- Directions for this task -
Of the lines below, how many hold the string "MAQN"? Give only the number.

○ ○ ○ ○

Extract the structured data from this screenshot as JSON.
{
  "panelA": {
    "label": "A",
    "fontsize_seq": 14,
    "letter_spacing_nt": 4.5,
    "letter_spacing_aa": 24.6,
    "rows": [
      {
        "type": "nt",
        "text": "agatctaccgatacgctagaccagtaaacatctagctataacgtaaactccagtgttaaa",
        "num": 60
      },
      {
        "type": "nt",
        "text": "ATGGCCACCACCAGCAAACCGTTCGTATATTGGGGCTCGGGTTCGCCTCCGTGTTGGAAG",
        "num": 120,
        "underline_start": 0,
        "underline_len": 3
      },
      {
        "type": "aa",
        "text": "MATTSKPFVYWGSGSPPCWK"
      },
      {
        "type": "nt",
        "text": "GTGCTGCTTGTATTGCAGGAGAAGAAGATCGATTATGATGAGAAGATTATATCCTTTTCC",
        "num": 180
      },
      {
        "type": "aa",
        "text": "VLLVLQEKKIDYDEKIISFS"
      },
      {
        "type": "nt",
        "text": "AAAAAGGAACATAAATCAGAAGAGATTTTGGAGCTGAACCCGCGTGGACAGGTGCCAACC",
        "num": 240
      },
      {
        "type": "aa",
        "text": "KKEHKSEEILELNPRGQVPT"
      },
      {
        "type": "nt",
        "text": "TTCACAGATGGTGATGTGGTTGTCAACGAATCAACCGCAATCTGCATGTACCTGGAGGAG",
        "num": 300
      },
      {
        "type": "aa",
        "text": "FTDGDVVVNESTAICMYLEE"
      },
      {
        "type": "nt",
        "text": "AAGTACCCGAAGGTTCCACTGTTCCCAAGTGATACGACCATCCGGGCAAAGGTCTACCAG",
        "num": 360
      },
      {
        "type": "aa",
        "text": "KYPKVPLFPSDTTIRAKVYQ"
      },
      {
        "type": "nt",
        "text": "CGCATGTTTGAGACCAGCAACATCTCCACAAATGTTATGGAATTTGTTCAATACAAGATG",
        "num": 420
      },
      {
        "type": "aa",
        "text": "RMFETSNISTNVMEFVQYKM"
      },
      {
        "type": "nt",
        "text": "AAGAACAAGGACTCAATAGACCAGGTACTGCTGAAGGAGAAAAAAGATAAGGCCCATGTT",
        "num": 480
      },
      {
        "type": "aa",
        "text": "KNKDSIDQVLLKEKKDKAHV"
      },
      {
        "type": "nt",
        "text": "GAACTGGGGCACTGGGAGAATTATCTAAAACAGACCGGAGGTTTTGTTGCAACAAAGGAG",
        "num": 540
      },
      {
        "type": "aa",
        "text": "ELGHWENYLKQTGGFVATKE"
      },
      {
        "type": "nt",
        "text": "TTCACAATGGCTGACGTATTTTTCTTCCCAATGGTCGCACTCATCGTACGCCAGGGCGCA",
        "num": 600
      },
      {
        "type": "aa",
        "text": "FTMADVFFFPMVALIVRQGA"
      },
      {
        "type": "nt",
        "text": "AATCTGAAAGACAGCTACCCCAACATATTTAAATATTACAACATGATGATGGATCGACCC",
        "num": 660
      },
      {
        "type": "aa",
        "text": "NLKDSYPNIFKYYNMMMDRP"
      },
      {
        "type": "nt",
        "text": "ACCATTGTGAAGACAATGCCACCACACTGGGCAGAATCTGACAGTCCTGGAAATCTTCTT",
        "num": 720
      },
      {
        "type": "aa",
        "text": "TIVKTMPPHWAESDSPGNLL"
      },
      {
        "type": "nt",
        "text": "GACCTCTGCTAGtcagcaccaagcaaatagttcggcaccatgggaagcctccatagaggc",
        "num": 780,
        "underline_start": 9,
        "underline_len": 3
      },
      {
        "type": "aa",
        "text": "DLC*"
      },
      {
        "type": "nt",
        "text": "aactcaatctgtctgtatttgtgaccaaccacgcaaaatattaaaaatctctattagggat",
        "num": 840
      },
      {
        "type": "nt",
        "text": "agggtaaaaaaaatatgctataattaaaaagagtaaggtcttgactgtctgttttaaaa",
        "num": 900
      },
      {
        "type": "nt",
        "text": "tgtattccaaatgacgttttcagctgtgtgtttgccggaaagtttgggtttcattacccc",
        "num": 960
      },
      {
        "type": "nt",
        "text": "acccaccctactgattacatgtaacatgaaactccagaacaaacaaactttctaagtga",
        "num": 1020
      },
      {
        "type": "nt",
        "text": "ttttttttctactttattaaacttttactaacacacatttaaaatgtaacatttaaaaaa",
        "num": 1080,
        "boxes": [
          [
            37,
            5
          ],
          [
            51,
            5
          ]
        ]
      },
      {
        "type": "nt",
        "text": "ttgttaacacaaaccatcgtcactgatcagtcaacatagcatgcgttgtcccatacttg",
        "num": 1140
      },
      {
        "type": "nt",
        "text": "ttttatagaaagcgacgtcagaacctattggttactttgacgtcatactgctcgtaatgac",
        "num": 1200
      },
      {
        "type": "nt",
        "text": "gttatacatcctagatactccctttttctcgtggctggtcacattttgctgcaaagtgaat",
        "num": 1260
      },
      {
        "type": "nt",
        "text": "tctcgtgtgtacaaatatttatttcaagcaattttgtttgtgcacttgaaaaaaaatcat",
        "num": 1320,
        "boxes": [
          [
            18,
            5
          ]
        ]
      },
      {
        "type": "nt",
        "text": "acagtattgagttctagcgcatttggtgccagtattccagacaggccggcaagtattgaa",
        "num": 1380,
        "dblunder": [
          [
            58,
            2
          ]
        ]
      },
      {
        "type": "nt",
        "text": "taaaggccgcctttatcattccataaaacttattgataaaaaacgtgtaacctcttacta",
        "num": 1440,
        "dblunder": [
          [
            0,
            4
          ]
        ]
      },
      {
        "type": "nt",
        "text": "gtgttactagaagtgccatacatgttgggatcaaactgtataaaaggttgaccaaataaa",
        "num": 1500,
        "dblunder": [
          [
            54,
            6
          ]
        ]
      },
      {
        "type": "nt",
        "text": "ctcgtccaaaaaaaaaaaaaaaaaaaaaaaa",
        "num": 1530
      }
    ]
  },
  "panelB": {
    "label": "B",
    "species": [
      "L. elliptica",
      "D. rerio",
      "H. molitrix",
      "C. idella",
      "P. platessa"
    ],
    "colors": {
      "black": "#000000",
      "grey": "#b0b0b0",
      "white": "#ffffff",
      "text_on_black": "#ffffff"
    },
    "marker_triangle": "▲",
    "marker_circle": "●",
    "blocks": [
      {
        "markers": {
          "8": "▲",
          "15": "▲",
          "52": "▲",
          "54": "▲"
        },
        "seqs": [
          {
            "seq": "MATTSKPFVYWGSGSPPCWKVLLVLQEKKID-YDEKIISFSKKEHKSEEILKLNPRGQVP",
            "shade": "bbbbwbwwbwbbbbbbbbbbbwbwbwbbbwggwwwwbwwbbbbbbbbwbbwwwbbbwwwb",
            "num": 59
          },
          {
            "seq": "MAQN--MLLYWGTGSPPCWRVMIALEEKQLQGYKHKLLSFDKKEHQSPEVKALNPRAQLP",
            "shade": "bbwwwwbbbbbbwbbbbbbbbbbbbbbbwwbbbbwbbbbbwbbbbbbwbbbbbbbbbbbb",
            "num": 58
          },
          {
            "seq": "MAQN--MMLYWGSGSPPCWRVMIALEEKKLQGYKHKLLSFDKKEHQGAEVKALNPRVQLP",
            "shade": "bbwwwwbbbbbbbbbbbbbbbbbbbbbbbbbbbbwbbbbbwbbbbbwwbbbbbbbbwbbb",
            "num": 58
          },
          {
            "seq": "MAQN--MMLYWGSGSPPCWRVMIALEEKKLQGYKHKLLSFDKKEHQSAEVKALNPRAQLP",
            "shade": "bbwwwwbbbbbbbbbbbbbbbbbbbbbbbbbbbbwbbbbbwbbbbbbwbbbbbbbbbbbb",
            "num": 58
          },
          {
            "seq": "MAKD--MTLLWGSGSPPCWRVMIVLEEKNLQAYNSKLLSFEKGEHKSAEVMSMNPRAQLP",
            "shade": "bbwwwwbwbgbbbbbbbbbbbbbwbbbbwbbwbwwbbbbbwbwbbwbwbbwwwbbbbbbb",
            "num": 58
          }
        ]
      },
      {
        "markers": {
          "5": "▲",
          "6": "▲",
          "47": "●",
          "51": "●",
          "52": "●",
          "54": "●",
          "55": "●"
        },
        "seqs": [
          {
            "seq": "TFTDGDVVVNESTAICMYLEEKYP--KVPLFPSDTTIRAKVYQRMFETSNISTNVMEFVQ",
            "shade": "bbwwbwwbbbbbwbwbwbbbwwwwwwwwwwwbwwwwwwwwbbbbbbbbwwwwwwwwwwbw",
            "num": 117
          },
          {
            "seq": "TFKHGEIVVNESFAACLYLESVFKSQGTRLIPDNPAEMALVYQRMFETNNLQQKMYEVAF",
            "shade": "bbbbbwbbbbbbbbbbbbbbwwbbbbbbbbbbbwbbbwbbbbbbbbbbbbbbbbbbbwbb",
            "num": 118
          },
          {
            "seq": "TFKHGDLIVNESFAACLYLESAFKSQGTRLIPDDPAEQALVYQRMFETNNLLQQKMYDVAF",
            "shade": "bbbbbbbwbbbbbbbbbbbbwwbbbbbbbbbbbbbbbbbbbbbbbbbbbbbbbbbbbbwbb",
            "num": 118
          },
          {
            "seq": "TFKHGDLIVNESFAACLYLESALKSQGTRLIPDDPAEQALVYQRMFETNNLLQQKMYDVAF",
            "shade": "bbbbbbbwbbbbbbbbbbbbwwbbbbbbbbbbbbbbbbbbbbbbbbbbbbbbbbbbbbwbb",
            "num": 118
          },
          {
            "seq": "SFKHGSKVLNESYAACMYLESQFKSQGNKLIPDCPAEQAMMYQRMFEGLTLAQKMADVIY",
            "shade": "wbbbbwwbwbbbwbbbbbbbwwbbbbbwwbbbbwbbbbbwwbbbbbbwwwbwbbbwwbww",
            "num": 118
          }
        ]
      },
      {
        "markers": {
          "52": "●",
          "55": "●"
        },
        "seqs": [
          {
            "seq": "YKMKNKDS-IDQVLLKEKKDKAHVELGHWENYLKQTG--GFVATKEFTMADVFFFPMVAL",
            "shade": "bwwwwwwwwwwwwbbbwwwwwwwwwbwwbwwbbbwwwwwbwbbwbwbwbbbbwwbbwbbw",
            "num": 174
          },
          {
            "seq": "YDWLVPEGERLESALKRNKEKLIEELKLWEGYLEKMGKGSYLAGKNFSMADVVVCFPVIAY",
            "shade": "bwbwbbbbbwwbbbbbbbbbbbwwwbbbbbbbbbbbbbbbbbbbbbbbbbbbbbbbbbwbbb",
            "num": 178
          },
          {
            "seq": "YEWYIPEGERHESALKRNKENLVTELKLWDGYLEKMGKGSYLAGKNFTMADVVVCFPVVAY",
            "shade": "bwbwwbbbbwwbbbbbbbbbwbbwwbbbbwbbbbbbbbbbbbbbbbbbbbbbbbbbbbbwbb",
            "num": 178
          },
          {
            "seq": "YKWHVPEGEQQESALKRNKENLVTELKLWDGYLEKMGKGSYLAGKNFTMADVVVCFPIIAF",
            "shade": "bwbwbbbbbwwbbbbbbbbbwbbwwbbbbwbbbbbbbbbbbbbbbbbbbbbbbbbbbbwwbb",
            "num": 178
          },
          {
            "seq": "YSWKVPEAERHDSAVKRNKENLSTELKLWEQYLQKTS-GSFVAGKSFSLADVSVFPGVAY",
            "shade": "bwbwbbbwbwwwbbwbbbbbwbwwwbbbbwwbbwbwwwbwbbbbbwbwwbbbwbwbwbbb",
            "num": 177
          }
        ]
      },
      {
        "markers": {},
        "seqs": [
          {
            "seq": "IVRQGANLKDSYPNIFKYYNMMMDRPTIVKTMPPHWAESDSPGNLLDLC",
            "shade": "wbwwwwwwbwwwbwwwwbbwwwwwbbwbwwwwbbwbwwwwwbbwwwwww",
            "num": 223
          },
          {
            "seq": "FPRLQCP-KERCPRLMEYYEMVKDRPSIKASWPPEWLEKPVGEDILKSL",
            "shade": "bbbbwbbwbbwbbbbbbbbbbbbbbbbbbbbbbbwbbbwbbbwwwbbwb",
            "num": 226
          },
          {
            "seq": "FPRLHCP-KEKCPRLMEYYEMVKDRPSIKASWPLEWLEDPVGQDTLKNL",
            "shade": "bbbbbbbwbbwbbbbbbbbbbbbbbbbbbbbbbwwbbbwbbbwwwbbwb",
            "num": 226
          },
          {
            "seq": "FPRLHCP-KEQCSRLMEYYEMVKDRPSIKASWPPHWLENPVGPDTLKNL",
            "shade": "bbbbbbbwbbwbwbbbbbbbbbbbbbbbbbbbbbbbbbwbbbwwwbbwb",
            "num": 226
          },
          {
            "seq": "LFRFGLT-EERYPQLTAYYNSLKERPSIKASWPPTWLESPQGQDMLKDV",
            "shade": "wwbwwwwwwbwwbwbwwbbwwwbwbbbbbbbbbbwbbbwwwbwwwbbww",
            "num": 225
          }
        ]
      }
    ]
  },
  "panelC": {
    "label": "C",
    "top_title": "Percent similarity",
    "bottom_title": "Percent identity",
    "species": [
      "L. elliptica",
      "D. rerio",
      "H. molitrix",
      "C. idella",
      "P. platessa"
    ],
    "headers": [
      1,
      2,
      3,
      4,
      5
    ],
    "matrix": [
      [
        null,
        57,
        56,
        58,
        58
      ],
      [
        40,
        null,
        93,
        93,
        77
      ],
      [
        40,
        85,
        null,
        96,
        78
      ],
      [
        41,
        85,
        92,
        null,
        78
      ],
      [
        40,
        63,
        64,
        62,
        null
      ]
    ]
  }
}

○ ○ ○ ○

- Answer below -
3